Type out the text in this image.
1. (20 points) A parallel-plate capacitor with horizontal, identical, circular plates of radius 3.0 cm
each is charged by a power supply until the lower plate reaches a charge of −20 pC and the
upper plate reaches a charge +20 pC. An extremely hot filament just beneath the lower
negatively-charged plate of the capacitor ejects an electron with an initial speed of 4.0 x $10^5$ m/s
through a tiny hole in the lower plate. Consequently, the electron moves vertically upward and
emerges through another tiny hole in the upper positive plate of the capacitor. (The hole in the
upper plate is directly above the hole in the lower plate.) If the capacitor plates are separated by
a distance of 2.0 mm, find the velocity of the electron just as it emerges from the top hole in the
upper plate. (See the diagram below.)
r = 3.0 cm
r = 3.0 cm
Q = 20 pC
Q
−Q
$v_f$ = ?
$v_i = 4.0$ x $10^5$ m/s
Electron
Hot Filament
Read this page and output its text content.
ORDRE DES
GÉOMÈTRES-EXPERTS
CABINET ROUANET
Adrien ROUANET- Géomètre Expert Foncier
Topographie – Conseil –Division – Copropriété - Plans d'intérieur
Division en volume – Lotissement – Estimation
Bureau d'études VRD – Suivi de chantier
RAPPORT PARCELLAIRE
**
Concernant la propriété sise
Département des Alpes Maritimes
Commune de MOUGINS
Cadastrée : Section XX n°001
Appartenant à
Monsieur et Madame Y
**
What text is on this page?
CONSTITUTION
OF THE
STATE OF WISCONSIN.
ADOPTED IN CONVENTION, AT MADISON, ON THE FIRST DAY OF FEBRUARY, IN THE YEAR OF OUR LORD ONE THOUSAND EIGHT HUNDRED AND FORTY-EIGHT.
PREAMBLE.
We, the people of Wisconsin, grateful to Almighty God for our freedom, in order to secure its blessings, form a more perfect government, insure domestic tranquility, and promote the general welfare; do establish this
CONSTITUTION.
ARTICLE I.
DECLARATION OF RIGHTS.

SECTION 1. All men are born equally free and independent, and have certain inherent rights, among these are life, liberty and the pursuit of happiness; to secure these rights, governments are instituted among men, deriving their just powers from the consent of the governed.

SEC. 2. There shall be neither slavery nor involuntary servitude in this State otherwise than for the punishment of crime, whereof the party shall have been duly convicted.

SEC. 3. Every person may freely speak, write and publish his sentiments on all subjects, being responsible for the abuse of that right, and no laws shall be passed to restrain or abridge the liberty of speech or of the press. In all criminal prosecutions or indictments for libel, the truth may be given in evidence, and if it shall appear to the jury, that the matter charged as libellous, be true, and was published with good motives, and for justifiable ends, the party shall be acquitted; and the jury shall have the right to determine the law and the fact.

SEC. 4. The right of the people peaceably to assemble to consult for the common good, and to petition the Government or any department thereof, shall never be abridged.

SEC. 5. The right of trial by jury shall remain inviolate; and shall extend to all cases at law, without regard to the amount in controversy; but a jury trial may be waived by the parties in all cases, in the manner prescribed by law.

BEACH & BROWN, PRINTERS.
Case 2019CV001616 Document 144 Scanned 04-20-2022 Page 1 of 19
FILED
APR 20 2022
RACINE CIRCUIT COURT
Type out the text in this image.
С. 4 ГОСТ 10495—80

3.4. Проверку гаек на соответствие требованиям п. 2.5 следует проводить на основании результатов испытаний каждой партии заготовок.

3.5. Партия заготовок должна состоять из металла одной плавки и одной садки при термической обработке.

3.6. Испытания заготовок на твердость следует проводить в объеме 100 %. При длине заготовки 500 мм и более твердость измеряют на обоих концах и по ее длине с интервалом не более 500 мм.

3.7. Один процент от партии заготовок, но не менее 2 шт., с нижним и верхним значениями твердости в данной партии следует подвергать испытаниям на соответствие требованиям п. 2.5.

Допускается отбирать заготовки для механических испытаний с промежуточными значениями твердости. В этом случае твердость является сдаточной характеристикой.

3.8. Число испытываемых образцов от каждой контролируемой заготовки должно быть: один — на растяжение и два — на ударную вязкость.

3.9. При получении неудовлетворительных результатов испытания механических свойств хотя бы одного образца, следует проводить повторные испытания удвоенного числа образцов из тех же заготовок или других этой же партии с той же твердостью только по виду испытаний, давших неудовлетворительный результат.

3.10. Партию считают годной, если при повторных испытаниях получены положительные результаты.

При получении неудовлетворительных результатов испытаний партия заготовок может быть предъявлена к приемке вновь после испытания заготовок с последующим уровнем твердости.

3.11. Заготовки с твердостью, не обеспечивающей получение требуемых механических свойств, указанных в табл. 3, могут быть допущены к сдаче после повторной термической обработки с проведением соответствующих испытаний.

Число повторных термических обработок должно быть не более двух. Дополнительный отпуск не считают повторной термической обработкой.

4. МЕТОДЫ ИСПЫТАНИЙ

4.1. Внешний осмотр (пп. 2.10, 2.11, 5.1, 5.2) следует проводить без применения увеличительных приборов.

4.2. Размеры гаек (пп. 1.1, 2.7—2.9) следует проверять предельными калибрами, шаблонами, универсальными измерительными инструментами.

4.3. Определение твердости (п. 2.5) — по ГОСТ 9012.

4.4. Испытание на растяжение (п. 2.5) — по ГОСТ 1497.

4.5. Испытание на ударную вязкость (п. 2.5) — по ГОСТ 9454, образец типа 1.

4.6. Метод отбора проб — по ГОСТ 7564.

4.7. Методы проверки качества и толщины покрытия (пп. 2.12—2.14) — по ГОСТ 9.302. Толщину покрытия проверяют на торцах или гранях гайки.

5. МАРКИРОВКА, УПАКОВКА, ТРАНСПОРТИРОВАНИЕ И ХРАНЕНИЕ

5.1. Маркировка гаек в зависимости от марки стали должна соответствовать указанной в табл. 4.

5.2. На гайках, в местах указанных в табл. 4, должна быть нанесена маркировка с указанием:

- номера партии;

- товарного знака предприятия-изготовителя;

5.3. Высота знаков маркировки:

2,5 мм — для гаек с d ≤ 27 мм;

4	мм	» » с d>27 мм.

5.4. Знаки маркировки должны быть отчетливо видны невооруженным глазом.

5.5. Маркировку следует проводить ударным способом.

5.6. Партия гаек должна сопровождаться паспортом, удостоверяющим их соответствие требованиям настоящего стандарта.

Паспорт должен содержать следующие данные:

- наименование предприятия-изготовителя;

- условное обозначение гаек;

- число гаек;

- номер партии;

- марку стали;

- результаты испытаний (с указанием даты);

========

• What you are asked to do
Output all records verbatim.

• Task output
Type out the text in this image.
1. (20 points) A parallel-plate capacitor with horizontal, identical, circular plates of radius 3.0 cm
each is charged by a power supply until the lower plate reaches a charge of −20 pC and the
upper plate reaches a charge +20 pC. An extremely hot filament just beneath the lower
negatively-charged plate of the capacitor ejects an electron with an initial speed of 4.0 x $10^5$ m/s
through a tiny hole in the lower plate. Consequently, the electron moves vertically upward and
emerges through another tiny hole in the upper positive plate of the capacitor. (The hole in the
upper plate is directly above the hole in the lower plate.) If the capacitor plates are separated by
a distance of 2.0 mm, find the velocity of the electron just as it emerges from the top hole in the
upper plate. (See the diagram below.)
r = 3.0 cm
r = 3.0 cm
Q = 20 pC
Q
−Q
$v_f$ = ?
$v_i = 4.0$ x $10^5$ m/s
Electron
Hot Filament
Read this page and output its text content.
ORDRE DES
GÉOMÈTRES-EXPERTS
CABINET ROUANET
Adrien ROUANET- Géomètre Expert Foncier
Topographie – Conseil –Division – Copropriété - Plans d'intérieur
Division en volume – Lotissement – Estimation
Bureau d'études VRD – Suivi de chantier
RAPPORT PARCELLAIRE
**
Concernant la propriété sise
Département des Alpes Maritimes
Commune de MOUGINS
Cadastrée : Section XX n°001
Appartenant à
Monsieur et Madame Y
**
What text is on this page?
CONSTITUTION
OF THE
STATE OF WISCONSIN.
ADOPTED IN CONVENTION, AT MADISON, ON THE FIRST DAY OF FEBRUARY, IN THE YEAR OF OUR LORD ONE THOUSAND EIGHT HUNDRED AND FORTY-EIGHT.
PREAMBLE.
We, the people of Wisconsin, grateful to Almighty God for our freedom, in order to secure its blessings, form a more perfect government, insure domestic tranquility, and promote the general welfare; do establish this
CONSTITUTION.
ARTICLE I.
DECLARATION OF RIGHTS.

SECTION 1. All men are born equally free and independent, and have certain inherent rights, among these are life, liberty and the pursuit of happiness; to secure these rights, governments are instituted among men, deriving their just powers from the consent of the governed.

SEC. 2. There shall be neither slavery nor involuntary servitude in this State otherwise than for the punishment of crime, whereof the party shall have been duly convicted.

SEC. 3. Every person may freely speak, write and publish his sentiments on all subjects, being responsible for the abuse of that right, and no laws shall be passed to restrain or abridge the liberty of speech or of the press. In all criminal prosecutions or indictments for libel, the truth may be given in evidence, and if it shall appear to the jury, that the matter charged as libellous, be true, and was published with good motives, and for justifiable ends, the party shall be acquitted; and the jury shall have the right to determine the law and the fact.

SEC. 4. The right of the people peaceably to assemble to consult for the common good, and to petition the Government or any department thereof, shall never be abridged.

SEC. 5. The right of trial by jury shall remain inviolate; and shall extend to all cases at law, without regard to the amount in controversy; but a jury trial may be waived by the parties in all cases, in the manner prescribed by law.

BEACH & BROWN, PRINTERS.
Case 2019CV001616 Document 144 Scanned 04-20-2022 Page 1 of 19
FILED
APR 20 2022
RACINE CIRCUIT COURT
Type out the text in this image.
С. 4 ГОСТ 10495—80

3.4. Проверку гаек на соответствие требованиям п. 2.5 следует проводить на основании результатов испытаний каждой партии заготовок.

3.5. Партия заготовок должна состоять из металла одной плавки и одной садки при термической обработке.

3.6. Испытания заготовок на твердость следует проводить в объеме 100 %. При длине заготовки 500 мм и более твердость измеряют на обоих концах и по ее длине с интервалом не более 500 мм.

3.7. Один процент от партии заготовок, но не менее 2 шт., с нижним и верхним значениями твердости в данной партии следует подвергать испытаниям на соответствие требованиям п. 2.5.

Допускается отбирать заготовки для механических испытаний с промежуточными значениями твердости. В этом случае твердость является сдаточной характеристикой.

3.8. Число испытываемых образцов от каждой контролируемой заготовки должно быть: один — на растяжение и два — на ударную вязкость.

3.9. При получении неудовлетворительных результатов испытания механических свойств хотя бы одного образца, следует проводить повторные испытания удвоенного числа образцов из тех же заготовок или других этой же партии с той же твердостью только по виду испытаний, давших неудовлетворительный результат.

3.10. Партию считают годной, если при повторных испытаниях получены положительные результаты.

При получении неудовлетворительных результатов испытаний партия заготовок может быть предъявлена к приемке вновь после испытания заготовок с последующим уровнем твердости.

3.11. Заготовки с твердостью, не обеспечивающей получение требуемых механических свойств, указанных в табл. 3, могут быть допущены к сдаче после повторной термической обработки с проведением соответствующих испытаний.

Число повторных термических обработок должно быть не более двух. Дополнительный отпуск не считают повторной термической обработкой.

4. МЕТОДЫ ИСПЫТАНИЙ

4.1. Внешний осмотр (пп. 2.10, 2.11, 5.1, 5.2) следует проводить без применения увеличительных приборов.

4.2. Размеры гаек (пп. 1.1, 2.7—2.9) следует проверять предельными калибрами, шаблонами, универсальными измерительными инструментами.

4.3. Определение твердости (п. 2.5) — по ГОСТ 9012.

4.4. Испытание на растяжение (п. 2.5) — по ГОСТ 1497.

4.5. Испытание на ударную вязкость (п. 2.5) — по ГОСТ 9454, образец типа 1.

4.6. Метод отбора проб — по ГОСТ 7564.

4.7. Методы проверки качества и толщины покрытия (пп. 2.12—2.14) — по ГОСТ 9.302. Толщину покрытия проверяют на торцах или гранях гайки.

5. МАРКИРОВКА, УПАКОВКА, ТРАНСПОРТИРОВАНИЕ И ХРАНЕНИЕ

5.1. Маркировка гаек в зависимости от марки стали должна соответствовать указанной в табл. 4.

5.2. На гайках, в местах указанных в табл. 4, должна быть нанесена маркировка с указанием:

- номера партии;

- товарного знака предприятия-изготовителя;

5.3. Высота знаков маркировки:

2,5 мм — для гаек с d ≤ 27 мм;

4	мм	» » с d>27 мм.

5.4. Знаки маркировки должны быть отчетливо видны невооруженным глазом.

5.5. Маркировку следует проводить ударным способом.

5.6. Партия гаек должна сопровождаться паспортом, удостоверяющим их соответствие требованиям настоящего стандарта.

Паспорт должен содержать следующие данные:

- наименование предприятия-изготовителя;

- условное обозначение гаек;

- число гаек;

- номер партии;

- марку стали;

- результаты испытаний (с указанием даты);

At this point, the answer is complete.